======== Material for this task
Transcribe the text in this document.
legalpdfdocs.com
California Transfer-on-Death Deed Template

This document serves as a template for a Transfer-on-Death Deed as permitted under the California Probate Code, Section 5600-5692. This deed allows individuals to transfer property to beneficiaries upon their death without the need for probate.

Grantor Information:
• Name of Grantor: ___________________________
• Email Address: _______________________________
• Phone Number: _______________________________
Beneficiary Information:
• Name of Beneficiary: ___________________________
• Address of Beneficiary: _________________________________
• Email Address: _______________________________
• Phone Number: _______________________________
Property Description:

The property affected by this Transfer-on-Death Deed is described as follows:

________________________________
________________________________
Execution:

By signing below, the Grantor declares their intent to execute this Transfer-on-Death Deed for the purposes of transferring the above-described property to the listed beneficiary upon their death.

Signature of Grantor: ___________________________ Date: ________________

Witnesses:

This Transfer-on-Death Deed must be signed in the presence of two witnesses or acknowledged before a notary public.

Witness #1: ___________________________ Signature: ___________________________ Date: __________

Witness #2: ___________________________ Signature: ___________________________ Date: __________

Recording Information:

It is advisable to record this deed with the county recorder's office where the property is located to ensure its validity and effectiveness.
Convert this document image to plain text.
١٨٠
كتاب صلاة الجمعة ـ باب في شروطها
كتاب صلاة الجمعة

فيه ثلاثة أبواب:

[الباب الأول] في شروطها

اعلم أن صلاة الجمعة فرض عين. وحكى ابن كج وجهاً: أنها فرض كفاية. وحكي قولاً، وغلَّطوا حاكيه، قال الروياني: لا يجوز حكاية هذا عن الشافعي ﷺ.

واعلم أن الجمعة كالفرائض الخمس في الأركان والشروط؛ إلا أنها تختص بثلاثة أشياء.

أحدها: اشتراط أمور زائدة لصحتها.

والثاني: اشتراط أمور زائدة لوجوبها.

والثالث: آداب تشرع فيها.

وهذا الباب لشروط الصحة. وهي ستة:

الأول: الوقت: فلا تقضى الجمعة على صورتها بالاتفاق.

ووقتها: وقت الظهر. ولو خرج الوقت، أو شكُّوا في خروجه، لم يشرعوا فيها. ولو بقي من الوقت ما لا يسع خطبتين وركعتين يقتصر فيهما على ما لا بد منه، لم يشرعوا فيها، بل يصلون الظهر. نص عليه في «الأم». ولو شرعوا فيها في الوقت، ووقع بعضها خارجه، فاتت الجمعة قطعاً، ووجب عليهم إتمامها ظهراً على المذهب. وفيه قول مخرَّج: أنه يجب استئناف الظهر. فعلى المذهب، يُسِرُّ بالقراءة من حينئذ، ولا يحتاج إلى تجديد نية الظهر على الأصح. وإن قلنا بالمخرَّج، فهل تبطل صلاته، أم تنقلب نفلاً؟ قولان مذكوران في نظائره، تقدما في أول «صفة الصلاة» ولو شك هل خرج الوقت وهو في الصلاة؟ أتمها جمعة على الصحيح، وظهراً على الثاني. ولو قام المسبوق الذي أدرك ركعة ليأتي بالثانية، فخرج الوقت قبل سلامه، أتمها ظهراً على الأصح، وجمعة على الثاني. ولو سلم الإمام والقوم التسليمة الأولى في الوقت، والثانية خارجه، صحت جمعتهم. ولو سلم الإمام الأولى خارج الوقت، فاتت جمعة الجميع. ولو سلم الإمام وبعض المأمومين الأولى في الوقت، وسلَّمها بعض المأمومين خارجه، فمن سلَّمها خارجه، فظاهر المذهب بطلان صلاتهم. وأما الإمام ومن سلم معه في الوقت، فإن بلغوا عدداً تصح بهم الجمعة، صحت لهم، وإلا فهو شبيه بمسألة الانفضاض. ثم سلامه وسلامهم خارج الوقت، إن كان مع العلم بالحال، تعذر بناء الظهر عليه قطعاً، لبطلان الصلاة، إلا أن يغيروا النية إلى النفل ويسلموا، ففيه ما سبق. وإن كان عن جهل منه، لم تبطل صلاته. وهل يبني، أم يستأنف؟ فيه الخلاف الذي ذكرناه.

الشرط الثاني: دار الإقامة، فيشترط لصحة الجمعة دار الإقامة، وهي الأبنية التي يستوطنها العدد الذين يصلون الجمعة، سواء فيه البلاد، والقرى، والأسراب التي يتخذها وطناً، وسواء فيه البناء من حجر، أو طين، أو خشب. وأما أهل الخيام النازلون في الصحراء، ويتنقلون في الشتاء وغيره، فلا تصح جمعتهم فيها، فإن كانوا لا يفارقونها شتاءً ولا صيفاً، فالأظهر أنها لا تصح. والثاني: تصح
================
- [What you are asked to do]: Transcribe the records above exactly as they appear.

- [Expected output]:
Transcribe the text in this document.
legalpdfdocs.com
California Transfer-on-Death Deed Template

This document serves as a template for a Transfer-on-Death Deed as permitted under the California Probate Code, Section 5600-5692. This deed allows individuals to transfer property to beneficiaries upon their death without the need for probate.

Grantor Information:
• Name of Grantor: ___________________________
• Email Address: _______________________________
• Phone Number: _______________________________
Beneficiary Information:
• Name of Beneficiary: ___________________________
• Address of Beneficiary: _________________________________
• Email Address: _______________________________
• Phone Number: _______________________________
Property Description:

The property affected by this Transfer-on-Death Deed is described as follows:

________________________________
________________________________
Execution:

By signing below, the Grantor declares their intent to execute this Transfer-on-Death Deed for the purposes of transferring the above-described property to the listed beneficiary upon their death.

Signature of Grantor: ___________________________ Date: ________________

Witnesses:

This Transfer-on-Death Deed must be signed in the presence of two witnesses or acknowledged before a notary public.

Witness #1: ___________________________ Signature: ___________________________ Date: __________

Witness #2: ___________________________ Signature: ___________________________ Date: __________

Recording Information:

It is advisable to record this deed with the county recorder's office where the property is located to ensure its validity and effectiveness.
Convert this document image to plain text.
١٨٠
كتاب صلاة الجمعة ـ باب في شروطها
كتاب صلاة الجمعة

فيه ثلاثة أبواب:

[الباب الأول] في شروطها

اعلم أن صلاة الجمعة فرض عين. وحكى ابن كج وجهاً: أنها فرض كفاية. وحكي قولاً، وغلَّطوا حاكيه، قال الروياني: لا يجوز حكاية هذا عن الشافعي ﷺ.

واعلم أن الجمعة كالفرائض الخمس في الأركان والشروط؛ إلا أنها تختص بثلاثة أشياء.

أحدها: اشتراط أمور زائدة لصحتها.

والثاني: اشتراط أمور زائدة لوجوبها.

والثالث: آداب تشرع فيها.

وهذا الباب لشروط الصحة. وهي ستة:

الأول: الوقت: فلا تقضى الجمعة على صورتها بالاتفاق.

ووقتها: وقت الظهر. ولو خرج الوقت، أو شكُّوا في خروجه، لم يشرعوا فيها. ولو بقي من الوقت ما لا يسع خطبتين وركعتين يقتصر فيهما على ما لا بد منه، لم يشرعوا فيها، بل يصلون الظهر. نص عليه في «الأم». ولو شرعوا فيها في الوقت، ووقع بعضها خارجه، فاتت الجمعة قطعاً، ووجب عليهم إتمامها ظهراً على المذهب. وفيه قول مخرَّج: أنه يجب استئناف الظهر. فعلى المذهب، يُسِرُّ بالقراءة من حينئذ، ولا يحتاج إلى تجديد نية الظهر على الأصح. وإن قلنا بالمخرَّج، فهل تبطل صلاته، أم تنقلب نفلاً؟ قولان مذكوران في نظائره، تقدما في أول «صفة الصلاة» ولو شك هل خرج الوقت وهو في الصلاة؟ أتمها جمعة على الصحيح، وظهراً على الثاني. ولو قام المسبوق الذي أدرك ركعة ليأتي بالثانية، فخرج الوقت قبل سلامه، أتمها ظهراً على الأصح، وجمعة على الثاني. ولو سلم الإمام والقوم التسليمة الأولى في الوقت، والثانية خارجه، صحت جمعتهم. ولو سلم الإمام الأولى خارج الوقت، فاتت جمعة الجميع. ولو سلم الإمام وبعض المأمومين الأولى في الوقت، وسلَّمها بعض المأمومين خارجه، فمن سلَّمها خارجه، فظاهر المذهب بطلان صلاتهم. وأما الإمام ومن سلم معه في الوقت، فإن بلغوا عدداً تصح بهم الجمعة، صحت لهم، وإلا فهو شبيه بمسألة الانفضاض. ثم سلامه وسلامهم خارج الوقت، إن كان مع العلم بالحال، تعذر بناء الظهر عليه قطعاً، لبطلان الصلاة، إلا أن يغيروا النية إلى النفل ويسلموا، ففيه ما سبق. وإن كان عن جهل منه، لم تبطل صلاته. وهل يبني، أم يستأنف؟ فيه الخلاف الذي ذكرناه.

الشرط الثاني: دار الإقامة، فيشترط لصحة الجمعة دار الإقامة، وهي الأبنية التي يستوطنها العدد الذين يصلون الجمعة، سواء فيه البلاد، والقرى، والأسراب التي يتخذها وطناً، وسواء فيه البناء من حجر، أو طين، أو خشب. وأما أهل الخيام النازلون في الصحراء، ويتنقلون في الشتاء وغيره، فلا تصح جمعتهم فيها، فإن كانوا لا يفارقونها شتاءً ولا صيفاً، فالأظهر أنها لا تصح. والثاني: تصح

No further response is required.